[Figure data in JSON]:
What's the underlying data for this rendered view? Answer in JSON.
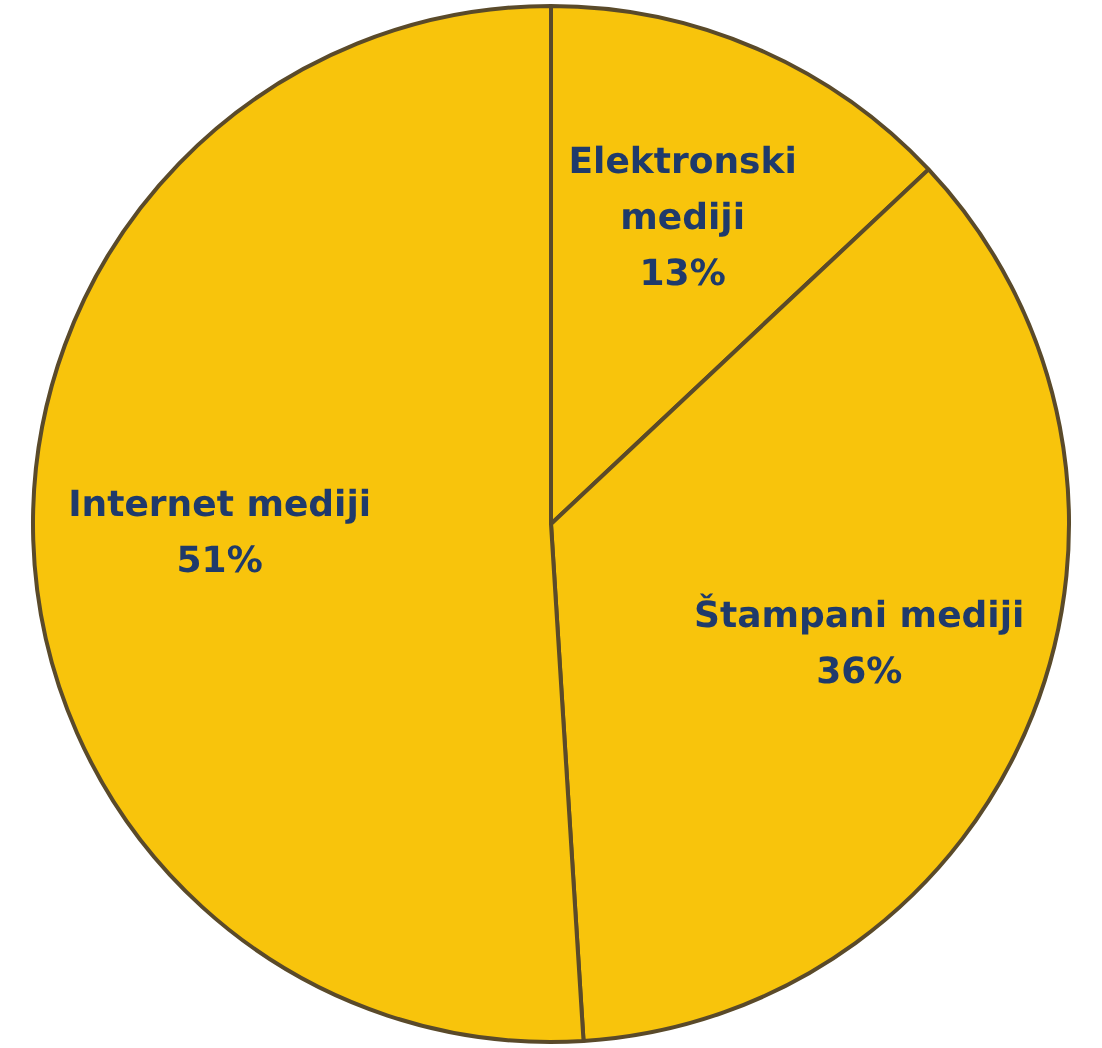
{
  "chart_data": {
    "type": "pie",
    "categories": [
      "Elektronski mediji",
      "Štampani mediji",
      "Internet mediji"
    ],
    "values": [
      13,
      36,
      51
    ],
    "value_labels": [
      "13%",
      "36%",
      "51%"
    ],
    "colors": [
      "#f8c40c",
      "#f8c40c",
      "#f8c40c"
    ],
    "legend": false
  }
}
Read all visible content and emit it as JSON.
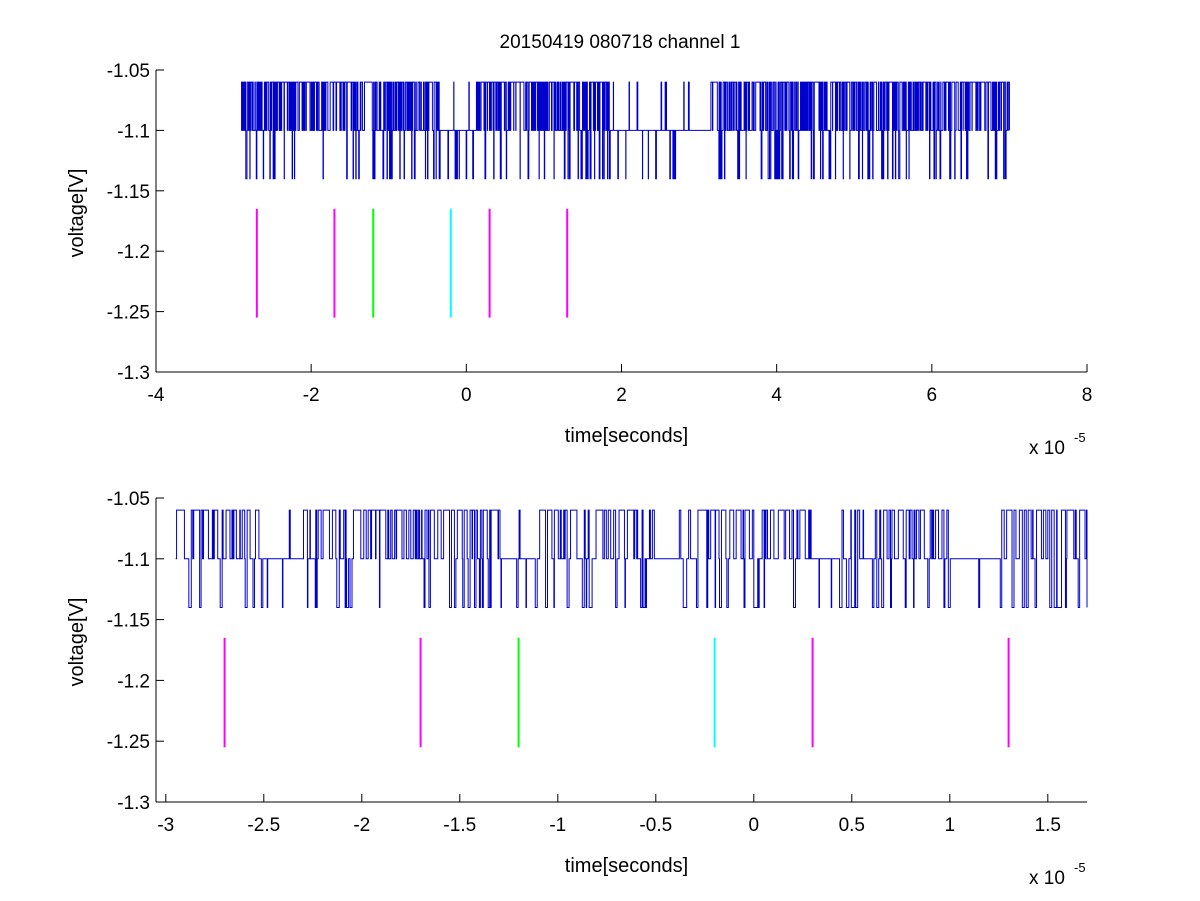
{
  "figure": {
    "title": "20150419 080718 channel 1"
  },
  "chart_data": [
    {
      "type": "line",
      "title": "20150419 080718 channel 1",
      "xlabel": "time[seconds]",
      "ylabel": "voltage[V]",
      "x_multiplier_label": "x 10",
      "x_multiplier_exponent": "-5",
      "xlim": [
        -4e-05,
        8e-05
      ],
      "ylim": [
        -1.3,
        -1.05
      ],
      "x_ticks": [
        -4,
        -2,
        0,
        2,
        4,
        6,
        8
      ],
      "x_tick_labels": [
        "-4",
        "-2",
        "0",
        "2",
        "4",
        "6",
        "8"
      ],
      "y_ticks": [
        -1.3,
        -1.25,
        -1.2,
        -1.15,
        -1.1,
        -1.05
      ],
      "y_tick_labels": [
        "-1.3",
        "-1.25",
        "-1.2",
        "-1.15",
        "-1.1",
        "-1.05"
      ],
      "grid": false,
      "series": [
        {
          "color": "#0000cc",
          "x_range": [
            -2.9e-05,
            7e-05
          ],
          "baseline": -1.1,
          "levels": [
            -1.06,
            -1.1,
            -1.14
          ],
          "note_values": "digitized square-wave trace switching between -1.06, -1.10 and -1.14 V"
        }
      ],
      "markers": [
        {
          "x": -2.7e-05,
          "y": [
            -1.255,
            -1.165
          ],
          "color": "#ff00ff"
        },
        {
          "x": -1.7e-05,
          "y": [
            -1.255,
            -1.165
          ],
          "color": "#ff00ff"
        },
        {
          "x": -1.2e-05,
          "y": [
            -1.255,
            -1.165
          ],
          "color": "#00ff00"
        },
        {
          "x": -2e-06,
          "y": [
            -1.255,
            -1.165
          ],
          "color": "#00ffff"
        },
        {
          "x": 3e-06,
          "y": [
            -1.255,
            -1.165
          ],
          "color": "#ff00ff"
        },
        {
          "x": 1.3e-05,
          "y": [
            -1.255,
            -1.165
          ],
          "color": "#ff00ff"
        }
      ]
    },
    {
      "type": "line",
      "title": "",
      "xlabel": "time[seconds]",
      "ylabel": "voltage[V]",
      "x_multiplier_label": "x 10",
      "x_multiplier_exponent": "-5",
      "xlim": [
        -3.05e-05,
        1.7e-05
      ],
      "ylim": [
        -1.3,
        -1.05
      ],
      "x_ticks": [
        -3,
        -2.5,
        -2,
        -1.5,
        -1,
        -0.5,
        0,
        0.5,
        1,
        1.5
      ],
      "x_tick_labels": [
        "-3",
        "-2.5",
        "-2",
        "-1.5",
        "-1",
        "-0.5",
        "0",
        "0.5",
        "1",
        "1.5"
      ],
      "y_ticks": [
        -1.3,
        -1.25,
        -1.2,
        -1.15,
        -1.1,
        -1.05
      ],
      "y_tick_labels": [
        "-1.3",
        "-1.25",
        "-1.2",
        "-1.15",
        "-1.1",
        "-1.05"
      ],
      "grid": false,
      "series": [
        {
          "color": "#0000cc",
          "x_range": [
            -2.95e-05,
            1.7e-05
          ],
          "baseline": -1.1,
          "levels": [
            -1.06,
            -1.1,
            -1.14
          ]
        }
      ],
      "markers": [
        {
          "x": -2.7e-05,
          "y": [
            -1.255,
            -1.165
          ],
          "color": "#ff00ff"
        },
        {
          "x": -1.7e-05,
          "y": [
            -1.255,
            -1.165
          ],
          "color": "#ff00ff"
        },
        {
          "x": -1.2e-05,
          "y": [
            -1.255,
            -1.165
          ],
          "color": "#00ff00"
        },
        {
          "x": -2e-06,
          "y": [
            -1.255,
            -1.165
          ],
          "color": "#00ffff"
        },
        {
          "x": 3e-06,
          "y": [
            -1.255,
            -1.165
          ],
          "color": "#ff00ff"
        },
        {
          "x": 1.3e-05,
          "y": [
            -1.255,
            -1.165
          ],
          "color": "#ff00ff"
        }
      ]
    }
  ]
}
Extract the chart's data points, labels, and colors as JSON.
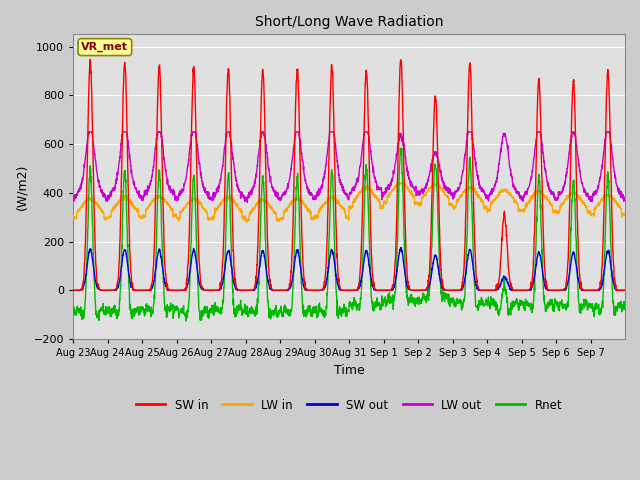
{
  "title": "Short/Long Wave Radiation",
  "xlabel": "Time",
  "ylabel": "(W/m2)",
  "ylim": [
    -200,
    1050
  ],
  "yticks": [
    -200,
    0,
    200,
    400,
    600,
    800,
    1000
  ],
  "station_label": "VR_met",
  "series": {
    "SW_in": {
      "color": "#ff0000",
      "label": "SW in"
    },
    "LW_in": {
      "color": "#ffa500",
      "label": "LW in"
    },
    "SW_out": {
      "color": "#0000dd",
      "label": "SW out"
    },
    "LW_out": {
      "color": "#cc00cc",
      "label": "LW out"
    },
    "Rnet": {
      "color": "#00bb00",
      "label": "Rnet"
    }
  },
  "xtick_labels": [
    "Aug 23",
    "Aug 24",
    "Aug 25",
    "Aug 26",
    "Aug 27",
    "Aug 28",
    "Aug 29",
    "Aug 30",
    "Aug 31",
    "Sep 1",
    "Sep 2",
    "Sep 3",
    "Sep 4",
    "Sep 5",
    "Sep 6",
    "Sep 7"
  ],
  "n_days": 16,
  "pts_per_day": 144,
  "background_color": "#cccccc",
  "plot_bg_color": "#e0e0e0"
}
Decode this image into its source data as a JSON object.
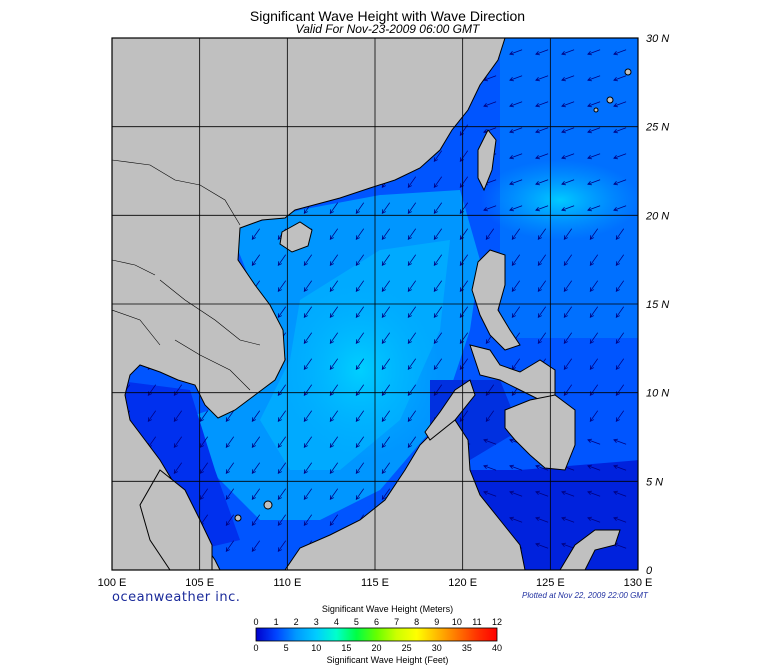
{
  "header": {
    "title": "Significant Wave Height with Wave Direction",
    "subtitle": "Valid For Nov-23-2009 06:00 GMT"
  },
  "map": {
    "lon_labels": [
      "100 E",
      "105 E",
      "110 E",
      "115 E",
      "120 E",
      "125 E",
      "130 E"
    ],
    "lat_labels": [
      "30 N",
      "25 N",
      "20 N",
      "15 N",
      "10 N",
      "5 N",
      "0"
    ],
    "colors": {
      "land": "#c0c0c0",
      "deep_blue": "#0000dd",
      "mid_blue": "#0050ff",
      "light_blue": "#0099ff",
      "cyan": "#00c8ff",
      "grid": "#000000"
    }
  },
  "footer": {
    "brand": "oceanweather inc.",
    "plotted": "Plotted at Nov 22, 2009 22:00 GMT"
  },
  "colorbar": {
    "meters_title": "Significant Wave Height (Meters)",
    "meters_ticks": [
      "0",
      "1",
      "2",
      "3",
      "4",
      "5",
      "6",
      "7",
      "8",
      "9",
      "10",
      "11",
      "12"
    ],
    "feet_title": "Significant Wave Height (Feet)",
    "feet_ticks": [
      "0",
      "5",
      "10",
      "15",
      "20",
      "25",
      "30",
      "35",
      "40"
    ],
    "gradient": [
      "#0000cc",
      "#0044ff",
      "#0099ff",
      "#00ccff",
      "#00ffcc",
      "#00ff44",
      "#66ff00",
      "#ccff00",
      "#ffff00",
      "#ffbb00",
      "#ff7700",
      "#ff3300",
      "#ff0000"
    ]
  }
}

[Problem statement]: Go through the listing above and write it all out exactly, leaving out any picture.

[Written answer]:
What's the underlying data for this rendered view? Answer in JSON.
{
  "chart_data": {
    "type": "pie",
    "categories": [
      "Elektronski mediji",
      "Štampani mediji",
      "Internet mediji"
    ],
    "values": [
      13,
      36,
      51
    ],
    "value_labels": [
      "13%",
      "36%",
      "51%"
    ],
    "colors": [
      "#f8c40c",
      "#f8c40c",
      "#f8c40c"
    ],
    "legend": false
  }
}
Read all visible content and emit it as JSON.
{
  "figure": {
    "title": "20150419 080718 channel 1"
  },
  "chart_data": [
    {
      "type": "line",
      "title": "20150419 080718 channel 1",
      "xlabel": "time[seconds]",
      "ylabel": "voltage[V]",
      "x_multiplier_label": "x 10",
      "x_multiplier_exponent": "-5",
      "xlim": [
        -4e-05,
        8e-05
      ],
      "ylim": [
        -1.3,
        -1.05
      ],
      "x_ticks": [
        -4,
        -2,
        0,
        2,
        4,
        6,
        8
      ],
      "x_tick_labels": [
        "-4",
        "-2",
        "0",
        "2",
        "4",
        "6",
        "8"
      ],
      "y_ticks": [
        -1.3,
        -1.25,
        -1.2,
        -1.15,
        -1.1,
        -1.05
      ],
      "y_tick_labels": [
        "-1.3",
        "-1.25",
        "-1.2",
        "-1.15",
        "-1.1",
        "-1.05"
      ],
      "grid": false,
      "series": [
        {
          "color": "#0000cc",
          "x_range": [
            -2.9e-05,
            7e-05
          ],
          "baseline": -1.1,
          "levels": [
            -1.06,
            -1.1,
            -1.14
          ],
          "note_values": "digitized square-wave trace switching between -1.06, -1.10 and -1.14 V"
        }
      ],
      "markers": [
        {
          "x": -2.7e-05,
          "y": [
            -1.255,
            -1.165
          ],
          "color": "#ff00ff"
        },
        {
          "x": -1.7e-05,
          "y": [
            -1.255,
            -1.165
          ],
          "color": "#ff00ff"
        },
        {
          "x": -1.2e-05,
          "y": [
            -1.255,
            -1.165
          ],
          "color": "#00ff00"
        },
        {
          "x": -2e-06,
          "y": [
            -1.255,
            -1.165
          ],
          "color": "#00ffff"
        },
        {
          "x": 3e-06,
          "y": [
            -1.255,
            -1.165
          ],
          "color": "#ff00ff"
        },
        {
          "x": 1.3e-05,
          "y": [
            -1.255,
            -1.165
          ],
          "color": "#ff00ff"
        }
      ]
    },
    {
      "type": "line",
      "title": "",
      "xlabel": "time[seconds]",
      "ylabel": "voltage[V]",
      "x_multiplier_label": "x 10",
      "x_multiplier_exponent": "-5",
      "xlim": [
        -3.05e-05,
        1.7e-05
      ],
      "ylim": [
        -1.3,
        -1.05
      ],
      "x_ticks": [
        -3,
        -2.5,
        -2,
        -1.5,
        -1,
        -0.5,
        0,
        0.5,
        1,
        1.5
      ],
      "x_tick_labels": [
        "-3",
        "-2.5",
        "-2",
        "-1.5",
        "-1",
        "-0.5",
        "0",
        "0.5",
        "1",
        "1.5"
      ],
      "y_ticks": [
        -1.3,
        -1.25,
        -1.2,
        -1.15,
        -1.1,
        -1.05
      ],
      "y_tick_labels": [
        "-1.3",
        "-1.25",
        "-1.2",
        "-1.15",
        "-1.1",
        "-1.05"
      ],
      "grid": false,
      "series": [
        {
          "color": "#0000cc",
          "x_range": [
            -2.95e-05,
            1.7e-05
          ],
          "baseline": -1.1,
          "levels": [
            -1.06,
            -1.1,
            -1.14
          ]
        }
      ],
      "markers": [
        {
          "x": -2.7e-05,
          "y": [
            -1.255,
            -1.165
          ],
          "color": "#ff00ff"
        },
        {
          "x": -1.7e-05,
          "y": [
            -1.255,
            -1.165
          ],
          "color": "#ff00ff"
        },
        {
          "x": -1.2e-05,
          "y": [
            -1.255,
            -1.165
          ],
          "color": "#00ff00"
        },
        {
          "x": -2e-06,
          "y": [
            -1.255,
            -1.165
          ],
          "color": "#00ffff"
        },
        {
          "x": 3e-06,
          "y": [
            -1.255,
            -1.165
          ],
          "color": "#ff00ff"
        },
        {
          "x": 1.3e-05,
          "y": [
            -1.255,
            -1.165
          ],
          "color": "#ff00ff"
        }
      ]
    }
  ]
}
Extract the chart's data points, labels, and colors as JSON.
{
  "title": "Short/Long Wave Radiation",
  "xlabel": "Time",
  "ylabel": "(W/m2)",
  "ylim": [
    -200,
    1050
  ],
  "yticks": [
    -200,
    0,
    200,
    400,
    600,
    800,
    1000
  ],
  "station_label": "VR_met",
  "series": {
    "SW_in": {
      "color": "#ff0000",
      "label": "SW in"
    },
    "LW_in": {
      "color": "#ffa500",
      "label": "LW in"
    },
    "SW_out": {
      "color": "#0000dd",
      "label": "SW out"
    },
    "LW_out": {
      "color": "#cc00cc",
      "label": "LW out"
    },
    "Rnet": {
      "color": "#00bb00",
      "label": "Rnet"
    }
  },
  "xtick_labels": [
    "Aug 23",
    "Aug 24",
    "Aug 25",
    "Aug 26",
    "Aug 27",
    "Aug 28",
    "Aug 29",
    "Aug 30",
    "Aug 31",
    "Sep 1",
    "Sep 2",
    "Sep 3",
    "Sep 4",
    "Sep 5",
    "Sep 6",
    "Sep 7"
  ],
  "n_days": 16,
  "pts_per_day": 144,
  "background_color": "#cccccc",
  "plot_bg_color": "#e0e0e0"
}
Decode this image into its source data as a JSON object.
{
  "header": {
    "title": "Significant Wave Height with Wave Direction",
    "subtitle": "Valid For Nov-23-2009 06:00 GMT"
  },
  "map": {
    "lon_labels": [
      "100 E",
      "105 E",
      "110 E",
      "115 E",
      "120 E",
      "125 E",
      "130 E"
    ],
    "lat_labels": [
      "30 N",
      "25 N",
      "20 N",
      "15 N",
      "10 N",
      "5 N",
      "0"
    ],
    "colors": {
      "land": "#c0c0c0",
      "deep_blue": "#0000dd",
      "mid_blue": "#0050ff",
      "light_blue": "#0099ff",
      "cyan": "#00c8ff",
      "grid": "#000000"
    }
  },
  "footer": {
    "brand": "oceanweather inc.",
    "plotted": "Plotted at Nov 22, 2009 22:00 GMT"
  },
  "colorbar": {
    "meters_title": "Significant Wave Height (Meters)",
    "meters_ticks": [
      "0",
      "1",
      "2",
      "3",
      "4",
      "5",
      "6",
      "7",
      "8",
      "9",
      "10",
      "11",
      "12"
    ],
    "feet_title": "Significant Wave Height (Feet)",
    "feet_ticks": [
      "0",
      "5",
      "10",
      "15",
      "20",
      "25",
      "30",
      "35",
      "40"
    ],
    "gradient": [
      "#0000cc",
      "#0044ff",
      "#0099ff",
      "#00ccff",
      "#00ffcc",
      "#00ff44",
      "#66ff00",
      "#ccff00",
      "#ffff00",
      "#ffbb00",
      "#ff7700",
      "#ff3300",
      "#ff0000"
    ]
  }
}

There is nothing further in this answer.